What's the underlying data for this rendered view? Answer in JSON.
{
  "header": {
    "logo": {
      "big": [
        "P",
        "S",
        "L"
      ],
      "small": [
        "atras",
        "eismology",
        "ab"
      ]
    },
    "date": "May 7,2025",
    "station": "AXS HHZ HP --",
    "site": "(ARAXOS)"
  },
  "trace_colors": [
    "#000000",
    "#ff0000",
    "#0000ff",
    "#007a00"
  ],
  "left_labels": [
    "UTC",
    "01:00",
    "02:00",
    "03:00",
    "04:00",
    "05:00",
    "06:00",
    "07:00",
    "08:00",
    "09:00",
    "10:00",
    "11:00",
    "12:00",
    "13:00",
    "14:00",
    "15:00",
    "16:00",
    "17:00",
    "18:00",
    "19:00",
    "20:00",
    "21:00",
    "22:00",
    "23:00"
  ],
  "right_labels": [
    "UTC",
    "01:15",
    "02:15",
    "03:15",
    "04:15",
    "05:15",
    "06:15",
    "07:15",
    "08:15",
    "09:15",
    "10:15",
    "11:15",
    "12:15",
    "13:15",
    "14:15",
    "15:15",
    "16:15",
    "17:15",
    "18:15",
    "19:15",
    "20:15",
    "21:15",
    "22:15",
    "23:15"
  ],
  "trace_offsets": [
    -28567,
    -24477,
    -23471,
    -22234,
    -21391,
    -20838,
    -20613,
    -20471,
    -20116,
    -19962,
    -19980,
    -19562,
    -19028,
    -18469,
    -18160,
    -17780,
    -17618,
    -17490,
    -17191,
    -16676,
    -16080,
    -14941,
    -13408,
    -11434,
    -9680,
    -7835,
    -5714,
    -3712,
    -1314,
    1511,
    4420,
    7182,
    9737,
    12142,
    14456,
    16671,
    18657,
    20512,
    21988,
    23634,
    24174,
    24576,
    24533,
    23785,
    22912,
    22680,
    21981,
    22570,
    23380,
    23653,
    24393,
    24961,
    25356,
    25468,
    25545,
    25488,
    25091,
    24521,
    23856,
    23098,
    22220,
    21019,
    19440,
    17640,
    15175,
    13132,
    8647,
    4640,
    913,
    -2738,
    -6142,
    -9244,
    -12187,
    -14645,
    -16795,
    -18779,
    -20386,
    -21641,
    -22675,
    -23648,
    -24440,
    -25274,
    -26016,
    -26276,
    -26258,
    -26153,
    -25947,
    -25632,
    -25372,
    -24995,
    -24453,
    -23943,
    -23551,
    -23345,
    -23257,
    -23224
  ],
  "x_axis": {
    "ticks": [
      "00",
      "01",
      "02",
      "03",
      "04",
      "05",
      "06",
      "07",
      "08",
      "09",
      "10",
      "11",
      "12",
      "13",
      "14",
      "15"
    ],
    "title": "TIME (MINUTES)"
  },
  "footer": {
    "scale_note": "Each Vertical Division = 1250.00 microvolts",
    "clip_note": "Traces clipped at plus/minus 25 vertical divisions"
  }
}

▶ [Task directions]: Repeat each of the entries above precisely as given.

▶ [Completed task]:
What's the underlying data for this rendered view? Answer in JSON.
{
  "header": {
    "logo": {
      "big": [
        "P",
        "S",
        "L"
      ],
      "small": [
        "atras",
        "eismology",
        "ab"
      ]
    },
    "date": "May 7,2025",
    "station": "AXS HHZ HP --",
    "site": "(ARAXOS)"
  },
  "trace_colors": [
    "#000000",
    "#ff0000",
    "#0000ff",
    "#007a00"
  ],
  "left_labels": [
    "UTC",
    "01:00",
    "02:00",
    "03:00",
    "04:00",
    "05:00",
    "06:00",
    "07:00",
    "08:00",
    "09:00",
    "10:00",
    "11:00",
    "12:00",
    "13:00",
    "14:00",
    "15:00",
    "16:00",
    "17:00",
    "18:00",
    "19:00",
    "20:00",
    "21:00",
    "22:00",
    "23:00"
  ],
  "right_labels": [
    "UTC",
    "01:15",
    "02:15",
    "03:15",
    "04:15",
    "05:15",
    "06:15",
    "07:15",
    "08:15",
    "09:15",
    "10:15",
    "11:15",
    "12:15",
    "13:15",
    "14:15",
    "15:15",
    "16:15",
    "17:15",
    "18:15",
    "19:15",
    "20:15",
    "21:15",
    "22:15",
    "23:15"
  ],
  "trace_offsets": [
    -28567,
    -24477,
    -23471,
    -22234,
    -21391,
    -20838,
    -20613,
    -20471,
    -20116,
    -19962,
    -19980,
    -19562,
    -19028,
    -18469,
    -18160,
    -17780,
    -17618,
    -17490,
    -17191,
    -16676,
    -16080,
    -14941,
    -13408,
    -11434,
    -9680,
    -7835,
    -5714,
    -3712,
    -1314,
    1511,
    4420,
    7182,
    9737,
    12142,
    14456,
    16671,
    18657,
    20512,
    21988,
    23634,
    24174,
    24576,
    24533,
    23785,
    22912,
    22680,
    21981,
    22570,
    23380,
    23653,
    24393,
    24961,
    25356,
    25468,
    25545,
    25488,
    25091,
    24521,
    23856,
    23098,
    22220,
    21019,
    19440,
    17640,
    15175,
    13132,
    8647,
    4640,
    913,
    -2738,
    -6142,
    -9244,
    -12187,
    -14645,
    -16795,
    -18779,
    -20386,
    -21641,
    -22675,
    -23648,
    -24440,
    -25274,
    -26016,
    -26276,
    -26258,
    -26153,
    -25947,
    -25632,
    -25372,
    -24995,
    -24453,
    -23943,
    -23551,
    -23345,
    -23257,
    -23224
  ],
  "x_axis": {
    "ticks": [
      "00",
      "01",
      "02",
      "03",
      "04",
      "05",
      "06",
      "07",
      "08",
      "09",
      "10",
      "11",
      "12",
      "13",
      "14",
      "15"
    ],
    "title": "TIME (MINUTES)"
  },
  "footer": {
    "scale_note": "Each Vertical Division = 1250.00 microvolts",
    "clip_note": "Traces clipped at plus/minus 25 vertical divisions"
  }
}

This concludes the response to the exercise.